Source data
============================================================

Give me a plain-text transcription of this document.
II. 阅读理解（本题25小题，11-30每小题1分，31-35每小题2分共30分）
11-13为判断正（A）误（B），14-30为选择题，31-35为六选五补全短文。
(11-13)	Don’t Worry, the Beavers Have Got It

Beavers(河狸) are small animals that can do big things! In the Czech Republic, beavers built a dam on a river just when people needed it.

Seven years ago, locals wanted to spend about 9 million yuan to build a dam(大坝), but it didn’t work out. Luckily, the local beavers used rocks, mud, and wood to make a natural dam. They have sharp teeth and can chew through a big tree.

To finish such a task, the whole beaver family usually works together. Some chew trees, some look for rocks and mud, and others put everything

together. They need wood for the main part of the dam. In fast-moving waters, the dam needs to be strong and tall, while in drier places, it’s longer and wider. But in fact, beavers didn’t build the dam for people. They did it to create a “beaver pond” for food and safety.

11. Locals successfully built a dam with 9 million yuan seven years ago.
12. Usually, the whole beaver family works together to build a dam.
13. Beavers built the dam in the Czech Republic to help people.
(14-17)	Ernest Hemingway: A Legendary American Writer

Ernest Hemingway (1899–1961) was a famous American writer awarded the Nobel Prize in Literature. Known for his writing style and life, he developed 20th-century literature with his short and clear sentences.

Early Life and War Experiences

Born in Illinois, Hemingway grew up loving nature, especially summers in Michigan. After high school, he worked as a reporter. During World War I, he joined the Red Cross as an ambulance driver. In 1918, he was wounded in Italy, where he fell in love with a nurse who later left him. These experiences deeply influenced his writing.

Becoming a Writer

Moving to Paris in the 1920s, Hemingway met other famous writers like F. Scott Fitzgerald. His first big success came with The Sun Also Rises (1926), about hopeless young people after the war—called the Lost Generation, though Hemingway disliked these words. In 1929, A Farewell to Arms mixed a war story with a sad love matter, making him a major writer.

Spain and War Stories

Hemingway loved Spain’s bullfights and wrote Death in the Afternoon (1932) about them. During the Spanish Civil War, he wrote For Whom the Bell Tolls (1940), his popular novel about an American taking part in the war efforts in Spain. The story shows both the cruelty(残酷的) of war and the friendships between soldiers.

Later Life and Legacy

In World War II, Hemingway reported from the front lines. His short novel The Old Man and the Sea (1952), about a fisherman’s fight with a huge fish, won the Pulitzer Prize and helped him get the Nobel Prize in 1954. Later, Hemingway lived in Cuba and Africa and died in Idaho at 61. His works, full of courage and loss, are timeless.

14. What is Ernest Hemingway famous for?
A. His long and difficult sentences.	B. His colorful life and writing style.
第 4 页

============================================================

Work to be completed -> From the entries, report each line that includes the word "rocks".

Solution to the exercise ->
Seven years ago, locals wanted to spend about 9 million yuan to build a dam(大坝), but it didn’t work out. Luckily, the local beavers used rocks, mud, and wood to make a natural dam. They have sharp teeth and can chew through a big tree.
To finish such a task, the whole beaver family usually works together. Some chew trees, some look for rocks and mud, and others put everything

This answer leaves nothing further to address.